Task objective: Extract the whole listing as it stands. Do not include the pictures.

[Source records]
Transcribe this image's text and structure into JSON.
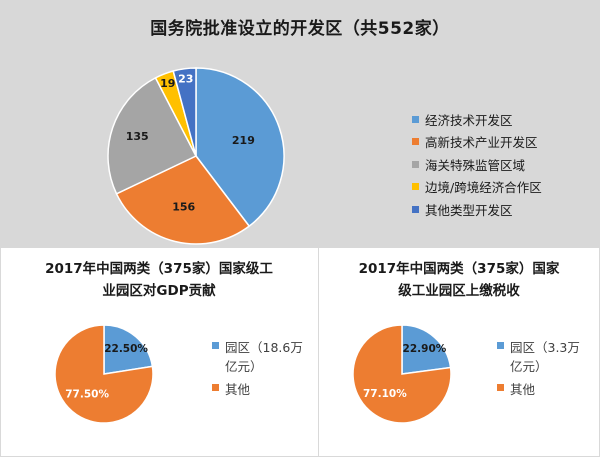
{
  "chart_data": [
    {
      "type": "pie",
      "title": "国务院批准设立的开发区（共552家）",
      "categories": [
        "经济技术开发区",
        "高新技术产业开发区",
        "海关特殊监管区域",
        "边境/跨境经济合作区",
        "其他类型开发区"
      ],
      "values": [
        219,
        156,
        135,
        19,
        23
      ],
      "colors": [
        "#5b9bd5",
        "#ed7d31",
        "#a5a5a5",
        "#ffc000",
        "#4472c4"
      ],
      "data_labels": [
        "219",
        "156",
        "135",
        "19",
        "23"
      ],
      "legend_position": "right"
    },
    {
      "type": "pie",
      "title": "2017年中国两类（375家）国家级工业园区对GDP贡献",
      "title_lines": [
        "2017年中国两类（375家）国家级工",
        "业园区对GDP贡献"
      ],
      "categories": [
        "园区（18.6万亿元）",
        "其他"
      ],
      "legend_lines": [
        [
          "园区（18.6万",
          "亿元）"
        ],
        [
          "其他"
        ]
      ],
      "values": [
        22.5,
        77.5
      ],
      "colors": [
        "#5b9bd5",
        "#ed7d31"
      ],
      "data_labels": [
        "22.50%",
        "77.50%"
      ],
      "legend_position": "right"
    },
    {
      "type": "pie",
      "title": "2017年中国两类（375家）国家级工业园区上缴税收",
      "title_lines": [
        "2017年中国两类（375家）国家",
        "级工业园区上缴税收"
      ],
      "categories": [
        "园区（3.3万亿元）",
        "其他"
      ],
      "legend_lines": [
        [
          "园区（3.3万",
          "亿元）"
        ],
        [
          "其他"
        ]
      ],
      "values": [
        22.9,
        77.1
      ],
      "colors": [
        "#5b9bd5",
        "#ed7d31"
      ],
      "data_labels": [
        "22.90%",
        "77.10%"
      ],
      "legend_position": "right"
    }
  ]
}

Task solution:
Transcribe this image's text and structure into JSON.
{
  "chart_data": [
    {
      "type": "pie",
      "title": "国务院批准设立的开发区（共552家）",
      "categories": [
        "经济技术开发区",
        "高新技术产业开发区",
        "海关特殊监管区域",
        "边境/跨境经济合作区",
        "其他类型开发区"
      ],
      "values": [
        219,
        156,
        135,
        19,
        23
      ],
      "colors": [
        "#5b9bd5",
        "#ed7d31",
        "#a5a5a5",
        "#ffc000",
        "#4472c4"
      ],
      "data_labels": [
        "219",
        "156",
        "135",
        "19",
        "23"
      ],
      "legend_position": "right"
    },
    {
      "type": "pie",
      "title": "2017年中国两类（375家）国家级工业园区对GDP贡献",
      "title_lines": [
        "2017年中国两类（375家）国家级工",
        "业园区对GDP贡献"
      ],
      "categories": [
        "园区（18.6万亿元）",
        "其他"
      ],
      "legend_lines": [
        [
          "园区（18.6万",
          "亿元）"
        ],
        [
          "其他"
        ]
      ],
      "values": [
        22.5,
        77.5
      ],
      "colors": [
        "#5b9bd5",
        "#ed7d31"
      ],
      "data_labels": [
        "22.50%",
        "77.50%"
      ],
      "legend_position": "right"
    },
    {
      "type": "pie",
      "title": "2017年中国两类（375家）国家级工业园区上缴税收",
      "title_lines": [
        "2017年中国两类（375家）国家",
        "级工业园区上缴税收"
      ],
      "categories": [
        "园区（3.3万亿元）",
        "其他"
      ],
      "legend_lines": [
        [
          "园区（3.3万",
          "亿元）"
        ],
        [
          "其他"
        ]
      ],
      "values": [
        22.9,
        77.1
      ],
      "colors": [
        "#5b9bd5",
        "#ed7d31"
      ],
      "data_labels": [
        "22.90%",
        "77.10%"
      ],
      "legend_position": "right"
    }
  ]
}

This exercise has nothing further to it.